**GIVEN INSTRUCTION**: Copy out, exactly as written, only the line containing "Convert this document image to plain text." and the lines after it through the end of the records.

**ENTRIES PROVIDED**:
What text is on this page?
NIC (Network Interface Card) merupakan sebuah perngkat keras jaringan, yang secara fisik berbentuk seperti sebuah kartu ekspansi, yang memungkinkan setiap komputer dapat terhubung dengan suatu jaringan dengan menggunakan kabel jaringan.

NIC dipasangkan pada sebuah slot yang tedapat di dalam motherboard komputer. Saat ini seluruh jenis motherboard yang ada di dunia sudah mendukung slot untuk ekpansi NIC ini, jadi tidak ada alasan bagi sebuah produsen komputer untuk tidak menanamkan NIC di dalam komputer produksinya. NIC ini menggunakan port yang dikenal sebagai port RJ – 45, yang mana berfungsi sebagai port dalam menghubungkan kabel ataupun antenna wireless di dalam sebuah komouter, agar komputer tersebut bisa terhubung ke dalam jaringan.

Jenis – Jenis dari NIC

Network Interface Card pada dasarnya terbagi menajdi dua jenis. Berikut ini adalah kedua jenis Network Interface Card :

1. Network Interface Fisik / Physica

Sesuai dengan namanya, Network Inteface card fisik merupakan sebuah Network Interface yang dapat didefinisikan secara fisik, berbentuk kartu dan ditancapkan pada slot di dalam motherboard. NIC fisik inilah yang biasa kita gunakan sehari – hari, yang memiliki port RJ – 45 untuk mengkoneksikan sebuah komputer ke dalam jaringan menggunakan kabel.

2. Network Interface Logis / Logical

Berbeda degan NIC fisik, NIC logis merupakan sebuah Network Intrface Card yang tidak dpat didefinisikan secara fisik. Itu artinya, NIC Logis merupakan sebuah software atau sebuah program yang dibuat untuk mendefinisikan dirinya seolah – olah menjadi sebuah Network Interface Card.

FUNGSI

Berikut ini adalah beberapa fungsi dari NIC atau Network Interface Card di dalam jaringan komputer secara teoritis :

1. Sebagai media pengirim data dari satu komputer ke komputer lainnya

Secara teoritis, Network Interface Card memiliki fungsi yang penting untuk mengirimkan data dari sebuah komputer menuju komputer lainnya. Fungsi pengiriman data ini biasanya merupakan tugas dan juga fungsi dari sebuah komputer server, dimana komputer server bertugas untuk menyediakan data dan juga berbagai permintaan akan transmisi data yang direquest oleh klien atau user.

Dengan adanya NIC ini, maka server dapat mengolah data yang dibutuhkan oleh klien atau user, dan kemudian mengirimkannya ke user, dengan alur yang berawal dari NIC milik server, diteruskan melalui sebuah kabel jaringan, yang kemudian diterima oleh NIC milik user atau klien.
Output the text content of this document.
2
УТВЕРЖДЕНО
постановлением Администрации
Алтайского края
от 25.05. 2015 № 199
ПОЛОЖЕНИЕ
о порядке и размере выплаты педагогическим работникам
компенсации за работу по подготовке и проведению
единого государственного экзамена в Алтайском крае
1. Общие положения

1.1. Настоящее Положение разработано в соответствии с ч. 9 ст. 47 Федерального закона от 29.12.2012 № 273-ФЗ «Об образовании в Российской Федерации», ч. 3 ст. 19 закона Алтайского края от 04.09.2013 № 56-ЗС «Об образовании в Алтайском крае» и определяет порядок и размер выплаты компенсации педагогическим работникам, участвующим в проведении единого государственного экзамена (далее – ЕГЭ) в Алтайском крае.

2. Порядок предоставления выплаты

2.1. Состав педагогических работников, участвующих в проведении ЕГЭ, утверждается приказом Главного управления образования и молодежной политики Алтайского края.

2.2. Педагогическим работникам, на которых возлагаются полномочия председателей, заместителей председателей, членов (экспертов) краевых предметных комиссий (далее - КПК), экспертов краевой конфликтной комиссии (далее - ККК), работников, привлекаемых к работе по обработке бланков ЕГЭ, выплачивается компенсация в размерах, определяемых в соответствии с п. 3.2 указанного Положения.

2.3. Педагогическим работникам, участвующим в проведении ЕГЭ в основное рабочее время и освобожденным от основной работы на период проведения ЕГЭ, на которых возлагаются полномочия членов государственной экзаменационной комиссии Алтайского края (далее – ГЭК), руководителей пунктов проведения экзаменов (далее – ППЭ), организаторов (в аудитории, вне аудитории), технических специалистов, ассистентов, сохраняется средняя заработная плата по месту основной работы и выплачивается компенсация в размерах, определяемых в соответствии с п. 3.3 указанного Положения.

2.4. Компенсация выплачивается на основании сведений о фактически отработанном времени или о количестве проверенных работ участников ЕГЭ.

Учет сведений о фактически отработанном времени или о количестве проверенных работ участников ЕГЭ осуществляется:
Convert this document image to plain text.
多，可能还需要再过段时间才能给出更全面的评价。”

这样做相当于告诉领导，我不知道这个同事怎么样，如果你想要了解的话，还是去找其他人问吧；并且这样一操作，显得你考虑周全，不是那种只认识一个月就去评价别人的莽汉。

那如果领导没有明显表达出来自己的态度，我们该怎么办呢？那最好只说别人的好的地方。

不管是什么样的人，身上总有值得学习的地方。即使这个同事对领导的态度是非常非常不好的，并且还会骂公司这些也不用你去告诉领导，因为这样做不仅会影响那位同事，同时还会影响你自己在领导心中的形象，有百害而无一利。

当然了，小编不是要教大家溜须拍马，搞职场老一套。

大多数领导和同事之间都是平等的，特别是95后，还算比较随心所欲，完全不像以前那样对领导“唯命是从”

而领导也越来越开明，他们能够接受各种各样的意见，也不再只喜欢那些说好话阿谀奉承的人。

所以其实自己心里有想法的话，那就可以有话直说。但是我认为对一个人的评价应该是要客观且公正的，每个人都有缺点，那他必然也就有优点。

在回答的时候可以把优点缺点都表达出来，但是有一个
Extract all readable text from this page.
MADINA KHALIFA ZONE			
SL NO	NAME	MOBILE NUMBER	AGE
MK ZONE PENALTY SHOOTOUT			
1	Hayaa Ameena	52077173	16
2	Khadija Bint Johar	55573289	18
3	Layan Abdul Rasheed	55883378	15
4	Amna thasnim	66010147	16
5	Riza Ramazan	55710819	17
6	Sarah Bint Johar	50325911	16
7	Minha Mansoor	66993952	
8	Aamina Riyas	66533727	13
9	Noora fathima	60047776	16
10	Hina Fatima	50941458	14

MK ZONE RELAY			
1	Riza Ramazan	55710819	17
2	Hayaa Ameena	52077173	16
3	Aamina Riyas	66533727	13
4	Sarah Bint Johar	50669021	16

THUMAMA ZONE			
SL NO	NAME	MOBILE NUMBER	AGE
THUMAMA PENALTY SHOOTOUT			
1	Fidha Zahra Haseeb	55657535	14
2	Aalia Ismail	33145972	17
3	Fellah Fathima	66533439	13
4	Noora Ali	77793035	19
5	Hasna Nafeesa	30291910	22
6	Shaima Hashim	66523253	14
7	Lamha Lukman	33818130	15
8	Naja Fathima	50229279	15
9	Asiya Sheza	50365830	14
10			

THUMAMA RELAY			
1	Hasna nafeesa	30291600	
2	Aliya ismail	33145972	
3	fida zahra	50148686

**RESULT BELOW**:
Convert this document image to plain text.
多，可能还需要再过段时间才能给出更全面的评价。”

这样做相当于告诉领导，我不知道这个同事怎么样，如果你想要了解的话，还是去找其他人问吧；并且这样一操作，显得你考虑周全，不是那种只认识一个月就去评价别人的莽汉。

那如果领导没有明显表达出来自己的态度，我们该怎么办呢？那最好只说别人的好的地方。

不管是什么样的人，身上总有值得学习的地方。即使这个同事对领导的态度是非常非常不好的，并且还会骂公司这些也不用你去告诉领导，因为这样做不仅会影响那位同事，同时还会影响你自己在领导心中的形象，有百害而无一利。

当然了，小编不是要教大家溜须拍马，搞职场老一套。

大多数领导和同事之间都是平等的，特别是95后，还算比较随心所欲，完全不像以前那样对领导“唯命是从”

而领导也越来越开明，他们能够接受各种各样的意见，也不再只喜欢那些说好话阿谀奉承的人。

所以其实自己心里有想法的话，那就可以有话直说。但是我认为对一个人的评价应该是要客观且公正的，每个人都有缺点，那他必然也就有优点。

在回答的时候可以把优点缺点都表达出来，但是有一个
Extract all readable text from this page.
MADINA KHALIFA ZONE			
SL NO	NAME	MOBILE NUMBER	AGE
MK ZONE PENALTY SHOOTOUT			
1	Hayaa Ameena	52077173	16
2	Khadija Bint Johar	55573289	18
3	Layan Abdul Rasheed	55883378	15
4	Amna thasnim	66010147	16
5	Riza Ramazan	55710819	17
6	Sarah Bint Johar	50325911	16
7	Minha Mansoor	66993952	
8	Aamina Riyas	66533727	13
9	Noora fathima	60047776	16
10	Hina Fatima	50941458	14

MK ZONE RELAY			
1	Riza Ramazan	55710819	17
2	Hayaa Ameena	52077173	16
3	Aamina Riyas	66533727	13
4	Sarah Bint Johar	50669021	16

THUMAMA ZONE			
SL NO	NAME	MOBILE NUMBER	AGE
THUMAMA PENALTY SHOOTOUT			
1	Fidha Zahra Haseeb	55657535	14
2	Aalia Ismail	33145972	17
3	Fellah Fathima	66533439	13
4	Noora Ali	77793035	19
5	Hasna Nafeesa	30291910	22
6	Shaima Hashim	66523253	14
7	Lamha Lukman	33818130	15
8	Naja Fathima	50229279	15
9	Asiya Sheza	50365830	14
10			

THUMAMA RELAY			
1	Hasna nafeesa	30291600	
2	Aliya ismail	33145972	
3	fida zahra	50148686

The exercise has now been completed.